● **Exercise directions**
Below are some entries. Copy each line that holds the string "우려하고".

## Start Listing

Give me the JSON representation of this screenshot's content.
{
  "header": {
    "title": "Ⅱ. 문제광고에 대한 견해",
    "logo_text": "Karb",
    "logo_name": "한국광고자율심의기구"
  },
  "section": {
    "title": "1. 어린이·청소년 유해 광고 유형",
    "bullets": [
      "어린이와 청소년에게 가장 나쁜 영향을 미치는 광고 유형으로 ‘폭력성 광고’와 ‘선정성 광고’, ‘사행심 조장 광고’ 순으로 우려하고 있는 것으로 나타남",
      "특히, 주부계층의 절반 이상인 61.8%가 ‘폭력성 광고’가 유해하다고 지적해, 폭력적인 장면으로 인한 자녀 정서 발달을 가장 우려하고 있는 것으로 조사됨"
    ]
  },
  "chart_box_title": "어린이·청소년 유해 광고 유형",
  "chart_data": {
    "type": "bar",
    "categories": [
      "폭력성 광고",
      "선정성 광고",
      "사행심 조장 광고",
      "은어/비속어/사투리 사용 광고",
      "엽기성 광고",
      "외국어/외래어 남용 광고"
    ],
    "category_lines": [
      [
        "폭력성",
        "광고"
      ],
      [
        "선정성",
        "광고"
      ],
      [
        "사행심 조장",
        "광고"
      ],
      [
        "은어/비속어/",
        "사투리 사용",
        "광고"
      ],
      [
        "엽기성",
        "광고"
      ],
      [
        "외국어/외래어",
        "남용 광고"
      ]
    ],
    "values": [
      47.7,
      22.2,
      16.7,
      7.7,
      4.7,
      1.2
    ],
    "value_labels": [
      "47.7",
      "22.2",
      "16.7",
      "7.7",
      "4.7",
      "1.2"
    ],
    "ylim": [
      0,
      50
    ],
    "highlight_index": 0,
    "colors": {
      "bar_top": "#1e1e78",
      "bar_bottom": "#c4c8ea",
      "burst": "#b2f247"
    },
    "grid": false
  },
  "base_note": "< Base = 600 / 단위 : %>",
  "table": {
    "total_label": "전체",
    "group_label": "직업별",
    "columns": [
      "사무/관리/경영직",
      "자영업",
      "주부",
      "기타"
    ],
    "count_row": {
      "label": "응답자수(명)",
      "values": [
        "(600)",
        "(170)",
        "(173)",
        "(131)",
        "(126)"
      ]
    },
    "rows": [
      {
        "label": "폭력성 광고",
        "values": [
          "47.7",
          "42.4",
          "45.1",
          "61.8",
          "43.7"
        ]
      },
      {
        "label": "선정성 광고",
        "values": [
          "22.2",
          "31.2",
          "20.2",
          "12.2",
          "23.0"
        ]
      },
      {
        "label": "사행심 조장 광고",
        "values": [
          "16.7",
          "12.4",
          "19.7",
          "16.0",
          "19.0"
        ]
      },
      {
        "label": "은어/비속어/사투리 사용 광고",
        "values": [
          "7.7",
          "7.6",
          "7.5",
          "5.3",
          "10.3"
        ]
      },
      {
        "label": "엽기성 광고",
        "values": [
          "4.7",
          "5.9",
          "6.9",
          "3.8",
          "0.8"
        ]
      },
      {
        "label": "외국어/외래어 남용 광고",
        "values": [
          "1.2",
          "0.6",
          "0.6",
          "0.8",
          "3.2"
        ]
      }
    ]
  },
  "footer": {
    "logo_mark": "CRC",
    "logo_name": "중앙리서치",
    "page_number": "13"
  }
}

## End Listing

● **The response**
      "어린이와 청소년에게 가장 나쁜 영향을 미치는 광고 유형으로 ‘폭력성 광고’와 ‘선정성 광고’, ‘사행심 조장 광고’ 순으로 우려하고 있는 것으로 나타남",
      "특히, 주부계층의 절반 이상인 61.8%가 ‘폭력성 광고’가 유해하다고 지적해, 폭력적인 장면으로 인한 자녀 정서 발달을 가장 우려하고 있는 것으로 조사됨"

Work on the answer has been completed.